>>>
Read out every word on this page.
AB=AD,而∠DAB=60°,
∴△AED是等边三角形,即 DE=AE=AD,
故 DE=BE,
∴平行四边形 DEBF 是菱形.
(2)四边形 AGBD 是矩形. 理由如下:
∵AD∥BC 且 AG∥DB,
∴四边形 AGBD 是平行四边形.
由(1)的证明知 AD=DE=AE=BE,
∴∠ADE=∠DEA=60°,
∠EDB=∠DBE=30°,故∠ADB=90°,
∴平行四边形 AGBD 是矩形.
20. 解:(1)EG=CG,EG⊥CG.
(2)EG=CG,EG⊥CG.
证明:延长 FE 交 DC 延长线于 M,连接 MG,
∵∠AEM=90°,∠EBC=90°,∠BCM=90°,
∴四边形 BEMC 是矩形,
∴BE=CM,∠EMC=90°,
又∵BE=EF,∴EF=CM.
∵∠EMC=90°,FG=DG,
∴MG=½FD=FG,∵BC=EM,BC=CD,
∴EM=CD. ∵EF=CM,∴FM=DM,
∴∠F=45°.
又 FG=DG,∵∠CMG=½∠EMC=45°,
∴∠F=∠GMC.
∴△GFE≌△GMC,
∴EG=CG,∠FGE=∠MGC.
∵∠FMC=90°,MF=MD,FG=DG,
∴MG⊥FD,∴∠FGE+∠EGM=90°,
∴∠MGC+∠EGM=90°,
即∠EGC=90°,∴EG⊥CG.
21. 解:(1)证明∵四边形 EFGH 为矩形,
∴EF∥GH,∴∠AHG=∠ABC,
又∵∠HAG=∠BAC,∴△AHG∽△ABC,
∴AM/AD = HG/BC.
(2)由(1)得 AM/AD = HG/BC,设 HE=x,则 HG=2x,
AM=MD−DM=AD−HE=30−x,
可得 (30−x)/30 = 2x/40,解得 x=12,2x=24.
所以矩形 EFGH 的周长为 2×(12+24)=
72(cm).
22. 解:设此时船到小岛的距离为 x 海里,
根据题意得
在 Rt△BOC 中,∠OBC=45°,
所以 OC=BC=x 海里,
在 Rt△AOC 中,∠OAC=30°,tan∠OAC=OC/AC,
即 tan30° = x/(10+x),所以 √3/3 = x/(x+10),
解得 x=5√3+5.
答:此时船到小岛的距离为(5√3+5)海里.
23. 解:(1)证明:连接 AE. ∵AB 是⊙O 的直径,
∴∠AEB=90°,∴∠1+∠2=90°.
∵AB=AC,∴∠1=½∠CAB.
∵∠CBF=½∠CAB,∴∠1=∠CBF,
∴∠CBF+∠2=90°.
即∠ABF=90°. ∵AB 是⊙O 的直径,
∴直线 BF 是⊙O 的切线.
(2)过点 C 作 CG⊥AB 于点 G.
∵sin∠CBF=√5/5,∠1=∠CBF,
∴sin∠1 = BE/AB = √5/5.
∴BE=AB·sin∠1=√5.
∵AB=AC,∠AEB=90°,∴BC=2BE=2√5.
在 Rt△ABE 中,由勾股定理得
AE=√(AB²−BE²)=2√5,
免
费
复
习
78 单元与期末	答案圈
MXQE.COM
<<<
### OBJECTIVE
Each line of the material that holds the string "EFGH" counts once; give the total alone.

### TASK SOLUTION
2